* Set exercise
Which lines in the records below contain the word "JSON"? Copy each one out.

(Figure contents as structured data)
+ + + + + + +

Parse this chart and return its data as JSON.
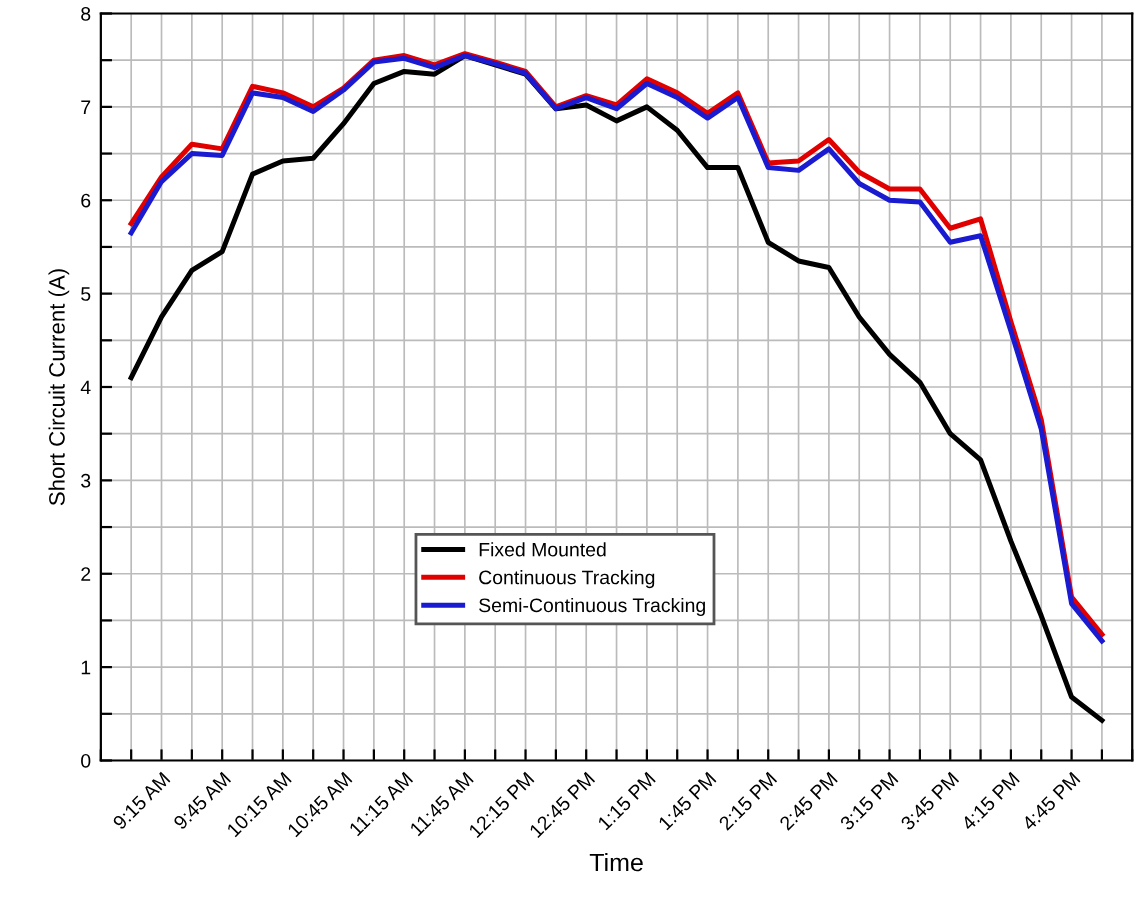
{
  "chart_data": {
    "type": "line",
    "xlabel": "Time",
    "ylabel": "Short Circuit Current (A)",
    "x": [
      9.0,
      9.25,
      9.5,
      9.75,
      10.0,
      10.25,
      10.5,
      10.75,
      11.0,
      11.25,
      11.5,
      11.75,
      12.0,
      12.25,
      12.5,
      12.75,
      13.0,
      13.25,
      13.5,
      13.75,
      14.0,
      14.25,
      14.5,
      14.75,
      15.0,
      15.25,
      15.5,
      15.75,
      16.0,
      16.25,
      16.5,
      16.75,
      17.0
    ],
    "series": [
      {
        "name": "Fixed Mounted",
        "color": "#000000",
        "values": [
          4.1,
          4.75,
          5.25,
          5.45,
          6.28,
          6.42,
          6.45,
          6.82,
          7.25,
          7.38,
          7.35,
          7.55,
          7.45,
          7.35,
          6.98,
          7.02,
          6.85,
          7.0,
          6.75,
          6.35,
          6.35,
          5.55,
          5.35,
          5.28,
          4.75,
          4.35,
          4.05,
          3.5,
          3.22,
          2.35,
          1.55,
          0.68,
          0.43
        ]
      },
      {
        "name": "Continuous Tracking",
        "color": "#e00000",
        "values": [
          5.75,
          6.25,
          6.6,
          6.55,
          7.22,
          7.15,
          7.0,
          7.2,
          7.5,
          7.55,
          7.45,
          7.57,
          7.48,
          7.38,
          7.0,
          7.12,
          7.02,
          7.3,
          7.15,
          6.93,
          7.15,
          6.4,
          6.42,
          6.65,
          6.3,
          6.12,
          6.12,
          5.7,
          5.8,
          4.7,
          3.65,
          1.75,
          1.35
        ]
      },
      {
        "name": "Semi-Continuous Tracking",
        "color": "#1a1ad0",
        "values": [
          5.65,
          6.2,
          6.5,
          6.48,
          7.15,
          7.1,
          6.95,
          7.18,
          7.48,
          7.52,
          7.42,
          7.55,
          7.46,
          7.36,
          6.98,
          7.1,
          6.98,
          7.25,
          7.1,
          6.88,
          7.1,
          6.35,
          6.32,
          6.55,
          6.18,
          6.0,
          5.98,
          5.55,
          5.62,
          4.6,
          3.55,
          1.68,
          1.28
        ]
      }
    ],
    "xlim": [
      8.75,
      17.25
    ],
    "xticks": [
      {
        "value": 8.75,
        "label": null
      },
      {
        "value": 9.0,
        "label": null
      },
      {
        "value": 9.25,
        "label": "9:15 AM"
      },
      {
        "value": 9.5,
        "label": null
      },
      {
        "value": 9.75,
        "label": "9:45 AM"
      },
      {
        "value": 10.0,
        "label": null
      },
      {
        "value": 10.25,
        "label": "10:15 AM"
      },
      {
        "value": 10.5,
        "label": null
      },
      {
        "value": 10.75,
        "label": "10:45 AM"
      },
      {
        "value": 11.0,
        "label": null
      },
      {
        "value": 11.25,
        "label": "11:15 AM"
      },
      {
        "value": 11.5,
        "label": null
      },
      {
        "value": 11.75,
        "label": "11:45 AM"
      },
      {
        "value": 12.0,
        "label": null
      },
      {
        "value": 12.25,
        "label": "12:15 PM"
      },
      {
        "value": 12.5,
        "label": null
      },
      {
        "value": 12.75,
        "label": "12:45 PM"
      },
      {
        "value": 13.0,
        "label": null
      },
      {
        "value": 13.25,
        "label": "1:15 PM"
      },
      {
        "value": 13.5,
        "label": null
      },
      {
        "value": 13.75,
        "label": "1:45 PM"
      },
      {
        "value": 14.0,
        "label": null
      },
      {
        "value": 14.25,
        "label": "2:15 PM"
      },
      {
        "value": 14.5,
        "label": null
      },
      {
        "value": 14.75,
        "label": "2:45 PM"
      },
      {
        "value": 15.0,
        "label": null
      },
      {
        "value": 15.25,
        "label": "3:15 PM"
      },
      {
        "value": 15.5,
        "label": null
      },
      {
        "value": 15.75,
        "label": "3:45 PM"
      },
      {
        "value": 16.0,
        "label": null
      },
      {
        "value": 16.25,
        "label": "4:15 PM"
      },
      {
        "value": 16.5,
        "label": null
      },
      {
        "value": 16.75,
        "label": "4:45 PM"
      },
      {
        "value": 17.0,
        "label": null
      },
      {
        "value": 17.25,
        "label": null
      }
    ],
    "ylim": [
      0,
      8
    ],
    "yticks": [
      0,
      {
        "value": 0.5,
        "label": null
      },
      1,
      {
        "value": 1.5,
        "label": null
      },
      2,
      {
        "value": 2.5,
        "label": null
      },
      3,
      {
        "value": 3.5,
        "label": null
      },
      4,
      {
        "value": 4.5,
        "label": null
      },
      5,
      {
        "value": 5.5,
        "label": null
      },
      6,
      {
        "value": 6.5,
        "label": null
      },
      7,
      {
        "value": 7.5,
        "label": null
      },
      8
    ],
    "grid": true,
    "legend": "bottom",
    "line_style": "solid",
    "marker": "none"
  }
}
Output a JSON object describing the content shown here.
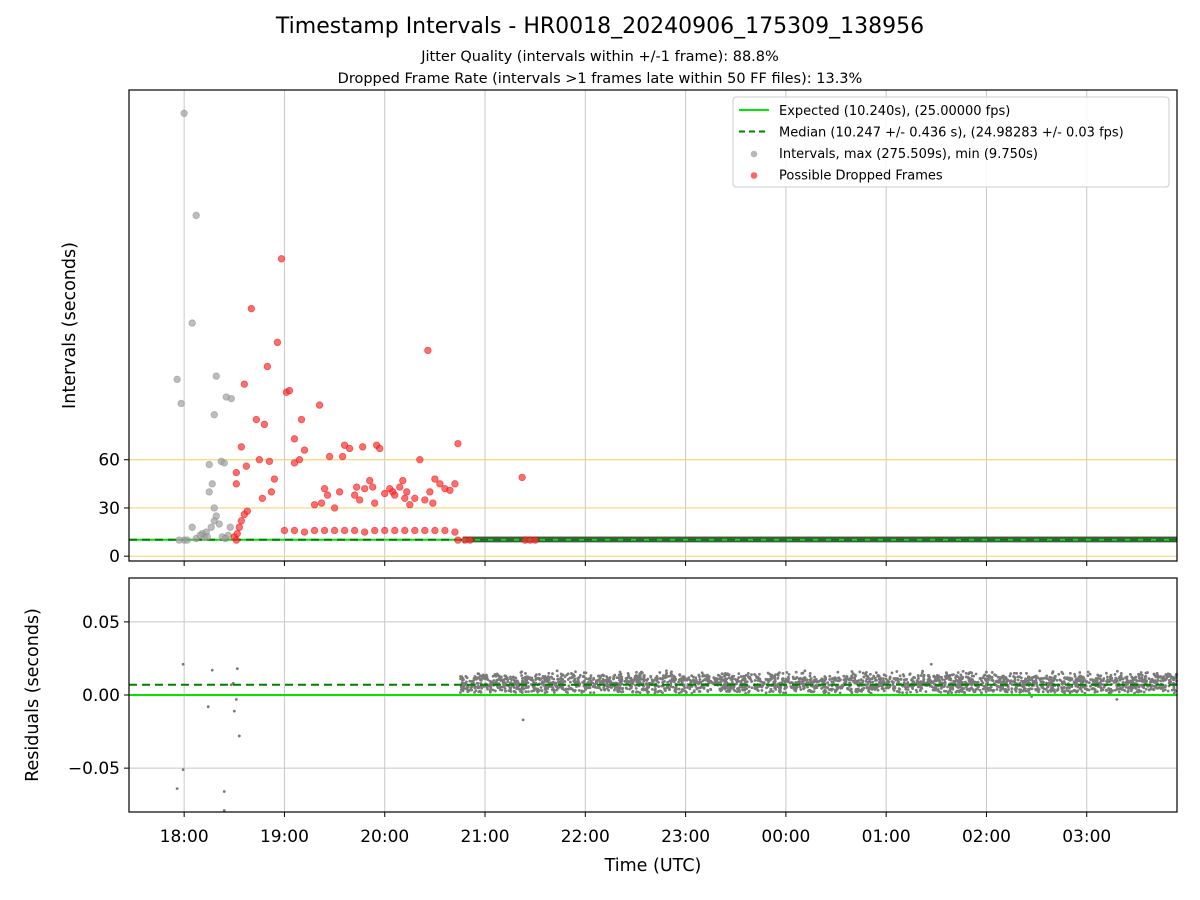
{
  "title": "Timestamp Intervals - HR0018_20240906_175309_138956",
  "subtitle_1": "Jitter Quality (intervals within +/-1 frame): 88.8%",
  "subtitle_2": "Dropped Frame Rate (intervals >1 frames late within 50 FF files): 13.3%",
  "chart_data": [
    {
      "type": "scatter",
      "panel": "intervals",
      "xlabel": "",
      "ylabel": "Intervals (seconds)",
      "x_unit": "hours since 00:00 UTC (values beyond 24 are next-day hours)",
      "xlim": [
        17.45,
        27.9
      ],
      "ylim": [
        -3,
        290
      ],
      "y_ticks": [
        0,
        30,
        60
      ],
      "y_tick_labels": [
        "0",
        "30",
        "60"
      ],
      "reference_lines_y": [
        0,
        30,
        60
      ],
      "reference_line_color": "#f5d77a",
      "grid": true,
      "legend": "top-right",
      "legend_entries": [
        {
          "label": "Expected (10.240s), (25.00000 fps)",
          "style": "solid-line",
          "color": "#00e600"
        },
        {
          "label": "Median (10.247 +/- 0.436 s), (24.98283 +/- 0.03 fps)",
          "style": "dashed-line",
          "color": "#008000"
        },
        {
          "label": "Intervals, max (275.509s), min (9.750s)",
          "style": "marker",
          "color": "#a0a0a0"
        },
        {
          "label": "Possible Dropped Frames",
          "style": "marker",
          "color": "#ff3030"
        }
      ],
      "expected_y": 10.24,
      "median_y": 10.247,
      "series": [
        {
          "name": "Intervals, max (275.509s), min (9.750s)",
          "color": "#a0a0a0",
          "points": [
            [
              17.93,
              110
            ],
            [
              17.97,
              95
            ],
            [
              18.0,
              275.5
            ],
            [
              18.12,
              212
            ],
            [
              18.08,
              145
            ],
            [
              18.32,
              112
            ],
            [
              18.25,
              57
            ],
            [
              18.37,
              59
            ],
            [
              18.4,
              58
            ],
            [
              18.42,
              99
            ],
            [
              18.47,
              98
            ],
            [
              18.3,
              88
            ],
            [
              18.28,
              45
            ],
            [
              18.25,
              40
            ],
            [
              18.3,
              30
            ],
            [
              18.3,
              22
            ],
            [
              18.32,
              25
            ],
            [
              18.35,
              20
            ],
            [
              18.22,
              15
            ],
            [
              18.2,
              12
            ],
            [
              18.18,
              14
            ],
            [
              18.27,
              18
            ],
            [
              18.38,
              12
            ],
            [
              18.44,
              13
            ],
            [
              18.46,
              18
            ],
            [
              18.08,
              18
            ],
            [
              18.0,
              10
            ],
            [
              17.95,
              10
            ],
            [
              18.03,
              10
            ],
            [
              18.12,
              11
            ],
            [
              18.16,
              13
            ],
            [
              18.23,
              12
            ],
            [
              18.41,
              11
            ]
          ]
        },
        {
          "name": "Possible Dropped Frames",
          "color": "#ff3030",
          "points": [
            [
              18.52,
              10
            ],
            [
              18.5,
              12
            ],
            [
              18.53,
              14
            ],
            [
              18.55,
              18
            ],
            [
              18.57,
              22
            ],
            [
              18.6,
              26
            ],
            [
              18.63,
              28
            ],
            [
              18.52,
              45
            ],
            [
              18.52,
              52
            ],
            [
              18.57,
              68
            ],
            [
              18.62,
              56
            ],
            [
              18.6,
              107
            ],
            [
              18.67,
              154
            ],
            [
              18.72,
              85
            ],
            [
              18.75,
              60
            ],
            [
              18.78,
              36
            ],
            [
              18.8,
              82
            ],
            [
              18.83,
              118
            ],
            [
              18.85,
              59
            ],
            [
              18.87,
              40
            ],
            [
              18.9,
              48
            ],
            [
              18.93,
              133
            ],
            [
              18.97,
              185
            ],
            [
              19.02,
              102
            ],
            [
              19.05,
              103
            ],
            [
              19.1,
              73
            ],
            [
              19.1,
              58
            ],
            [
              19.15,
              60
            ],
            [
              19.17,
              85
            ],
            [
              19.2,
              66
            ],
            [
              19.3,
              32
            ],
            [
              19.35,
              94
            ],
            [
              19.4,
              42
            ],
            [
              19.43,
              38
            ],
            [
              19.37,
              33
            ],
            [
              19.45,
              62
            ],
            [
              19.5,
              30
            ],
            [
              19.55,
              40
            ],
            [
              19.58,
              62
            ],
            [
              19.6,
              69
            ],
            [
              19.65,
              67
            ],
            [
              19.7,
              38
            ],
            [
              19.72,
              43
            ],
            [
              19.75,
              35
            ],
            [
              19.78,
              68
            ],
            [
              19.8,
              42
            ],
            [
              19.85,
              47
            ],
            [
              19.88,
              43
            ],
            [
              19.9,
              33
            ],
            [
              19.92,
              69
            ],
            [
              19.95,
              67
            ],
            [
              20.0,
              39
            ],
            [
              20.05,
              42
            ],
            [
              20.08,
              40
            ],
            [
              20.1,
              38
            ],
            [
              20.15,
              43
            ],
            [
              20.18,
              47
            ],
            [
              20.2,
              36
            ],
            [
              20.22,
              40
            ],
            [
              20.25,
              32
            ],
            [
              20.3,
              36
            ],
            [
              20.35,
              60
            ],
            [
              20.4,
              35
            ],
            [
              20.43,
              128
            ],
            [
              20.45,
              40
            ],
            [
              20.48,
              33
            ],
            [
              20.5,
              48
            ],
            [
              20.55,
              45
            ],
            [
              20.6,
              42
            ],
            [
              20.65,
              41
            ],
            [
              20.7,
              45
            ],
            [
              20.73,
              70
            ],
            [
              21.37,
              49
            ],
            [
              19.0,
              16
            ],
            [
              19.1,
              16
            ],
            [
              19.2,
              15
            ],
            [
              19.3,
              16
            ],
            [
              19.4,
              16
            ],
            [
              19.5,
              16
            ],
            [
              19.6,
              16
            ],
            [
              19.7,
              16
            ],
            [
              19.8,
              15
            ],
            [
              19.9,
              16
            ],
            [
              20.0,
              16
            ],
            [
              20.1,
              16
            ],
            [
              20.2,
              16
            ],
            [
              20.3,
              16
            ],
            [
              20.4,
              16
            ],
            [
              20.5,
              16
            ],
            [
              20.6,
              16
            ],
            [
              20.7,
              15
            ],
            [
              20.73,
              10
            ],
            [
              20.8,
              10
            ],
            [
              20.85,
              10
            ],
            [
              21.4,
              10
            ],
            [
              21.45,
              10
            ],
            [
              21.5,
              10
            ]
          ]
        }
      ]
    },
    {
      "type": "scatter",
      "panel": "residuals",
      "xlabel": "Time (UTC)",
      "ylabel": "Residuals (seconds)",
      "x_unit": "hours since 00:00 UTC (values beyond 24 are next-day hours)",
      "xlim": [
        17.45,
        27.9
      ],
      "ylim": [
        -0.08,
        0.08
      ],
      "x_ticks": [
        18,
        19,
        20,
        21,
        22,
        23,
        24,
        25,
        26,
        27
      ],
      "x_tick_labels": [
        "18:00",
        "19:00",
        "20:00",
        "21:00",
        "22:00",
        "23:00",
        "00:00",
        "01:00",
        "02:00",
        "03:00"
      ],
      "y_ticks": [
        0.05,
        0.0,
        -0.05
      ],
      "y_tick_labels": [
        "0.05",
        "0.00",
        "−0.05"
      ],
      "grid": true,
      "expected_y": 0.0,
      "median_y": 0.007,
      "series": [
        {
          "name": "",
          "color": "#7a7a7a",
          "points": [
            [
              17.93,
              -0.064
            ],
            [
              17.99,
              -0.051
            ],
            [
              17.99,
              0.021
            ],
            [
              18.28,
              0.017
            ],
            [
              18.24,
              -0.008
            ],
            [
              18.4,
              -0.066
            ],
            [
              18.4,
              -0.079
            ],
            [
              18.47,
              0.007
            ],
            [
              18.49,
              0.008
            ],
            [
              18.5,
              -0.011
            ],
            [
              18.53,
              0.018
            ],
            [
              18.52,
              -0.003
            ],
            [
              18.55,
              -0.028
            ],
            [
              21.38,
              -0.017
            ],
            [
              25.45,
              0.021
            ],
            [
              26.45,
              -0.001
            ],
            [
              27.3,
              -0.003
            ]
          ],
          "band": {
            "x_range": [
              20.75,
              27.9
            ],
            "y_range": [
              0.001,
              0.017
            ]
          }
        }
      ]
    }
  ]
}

+ + + + + + +

* Output for this exercise
Parse this chart and return its data as JSON.
Output a JSON object describing the content shown here.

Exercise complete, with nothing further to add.